▼

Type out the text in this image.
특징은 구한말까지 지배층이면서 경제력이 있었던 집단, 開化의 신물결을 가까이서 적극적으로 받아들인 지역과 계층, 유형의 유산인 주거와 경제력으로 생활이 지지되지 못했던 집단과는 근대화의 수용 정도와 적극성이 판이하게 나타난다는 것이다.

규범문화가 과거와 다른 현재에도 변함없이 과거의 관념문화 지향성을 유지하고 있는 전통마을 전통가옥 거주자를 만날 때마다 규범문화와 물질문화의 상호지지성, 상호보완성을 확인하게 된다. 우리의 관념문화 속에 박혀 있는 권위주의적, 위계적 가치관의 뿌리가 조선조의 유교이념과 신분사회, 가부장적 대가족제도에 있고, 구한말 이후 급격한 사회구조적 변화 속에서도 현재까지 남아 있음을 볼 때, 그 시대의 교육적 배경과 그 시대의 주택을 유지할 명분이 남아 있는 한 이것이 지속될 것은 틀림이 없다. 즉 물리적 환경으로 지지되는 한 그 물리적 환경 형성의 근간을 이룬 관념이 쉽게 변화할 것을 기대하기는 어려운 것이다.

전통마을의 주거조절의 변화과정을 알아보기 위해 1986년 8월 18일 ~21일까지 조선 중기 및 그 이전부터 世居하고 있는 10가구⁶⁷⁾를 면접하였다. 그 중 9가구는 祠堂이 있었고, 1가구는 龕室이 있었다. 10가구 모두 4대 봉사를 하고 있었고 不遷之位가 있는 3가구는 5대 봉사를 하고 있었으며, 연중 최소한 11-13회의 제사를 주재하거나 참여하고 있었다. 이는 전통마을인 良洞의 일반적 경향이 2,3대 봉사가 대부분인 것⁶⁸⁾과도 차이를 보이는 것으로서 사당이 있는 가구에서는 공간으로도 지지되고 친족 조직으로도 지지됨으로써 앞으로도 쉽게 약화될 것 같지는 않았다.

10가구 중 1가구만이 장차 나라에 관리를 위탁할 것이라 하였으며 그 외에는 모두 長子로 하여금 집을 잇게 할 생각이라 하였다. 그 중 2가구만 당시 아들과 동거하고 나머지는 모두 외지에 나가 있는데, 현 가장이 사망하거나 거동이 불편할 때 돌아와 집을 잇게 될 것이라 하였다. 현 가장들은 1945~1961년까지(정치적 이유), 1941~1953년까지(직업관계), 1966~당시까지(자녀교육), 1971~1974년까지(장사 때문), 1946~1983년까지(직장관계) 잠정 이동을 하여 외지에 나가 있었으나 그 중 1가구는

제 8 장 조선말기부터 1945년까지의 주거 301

▲

Reproduce each record exactly, leaving nothing out.

Type out the text in this image.
특징은 구한말까지 지배층이면서 경제력이 있었던 집단, 開化의 신물결을 가까이서 적극적으로 받아들인 지역과 계층, 유형의 유산인 주거와 경제력으로 생활이 지지되지 못했던 집단과는 근대화의 수용 정도와 적극성이 판이하게 나타난다는 것이다.

규범문화가 과거와 다른 현재에도 변함없이 과거의 관념문화 지향성을 유지하고 있는 전통마을 전통가옥 거주자를 만날 때마다 규범문화와 물질문화의 상호지지성, 상호보완성을 확인하게 된다. 우리의 관념문화 속에 박혀 있는 권위주의적, 위계적 가치관의 뿌리가 조선조의 유교이념과 신분사회, 가부장적 대가족제도에 있고, 구한말 이후 급격한 사회구조적 변화 속에서도 현재까지 남아 있음을 볼 때, 그 시대의 교육적 배경과 그 시대의 주택을 유지할 명분이 남아 있는 한 이것이 지속될 것은 틀림이 없다. 즉 물리적 환경으로 지지되는 한 그 물리적 환경 형성의 근간을 이룬 관념이 쉽게 변화할 것을 기대하기는 어려운 것이다.

전통마을의 주거조절의 변화과정을 알아보기 위해 1986년 8월 18일 ~21일까지 조선 중기 및 그 이전부터 世居하고 있는 10가구⁶⁷⁾를 면접하였다. 그 중 9가구는 祠堂이 있었고, 1가구는 龕室이 있었다. 10가구 모두 4대 봉사를 하고 있었고 不遷之位가 있는 3가구는 5대 봉사를 하고 있었으며, 연중 최소한 11-13회의 제사를 주재하거나 참여하고 있었다. 이는 전통마을인 良洞의 일반적 경향이 2,3대 봉사가 대부분인 것⁶⁸⁾과도 차이를 보이는 것으로서 사당이 있는 가구에서는 공간으로도 지지되고 친족 조직으로도 지지됨으로써 앞으로도 쉽게 약화될 것 같지는 않았다.

10가구 중 1가구만이 장차 나라에 관리를 위탁할 것이라 하였으며 그 외에는 모두 長子로 하여금 집을 잇게 할 생각이라 하였다. 그 중 2가구만 당시 아들과 동거하고 나머지는 모두 외지에 나가 있는데, 현 가장이 사망하거나 거동이 불편할 때 돌아와 집을 잇게 될 것이라 하였다. 현 가장들은 1945~1961년까지(정치적 이유), 1941~1953년까지(직업관계), 1966~당시까지(자녀교육), 1971~1974년까지(장사 때문), 1946~1983년까지(직장관계) 잠정 이동을 하여 외지에 나가 있었으나 그 중 1가구는

제 8 장 조선말기부터 1945년까지의 주거 301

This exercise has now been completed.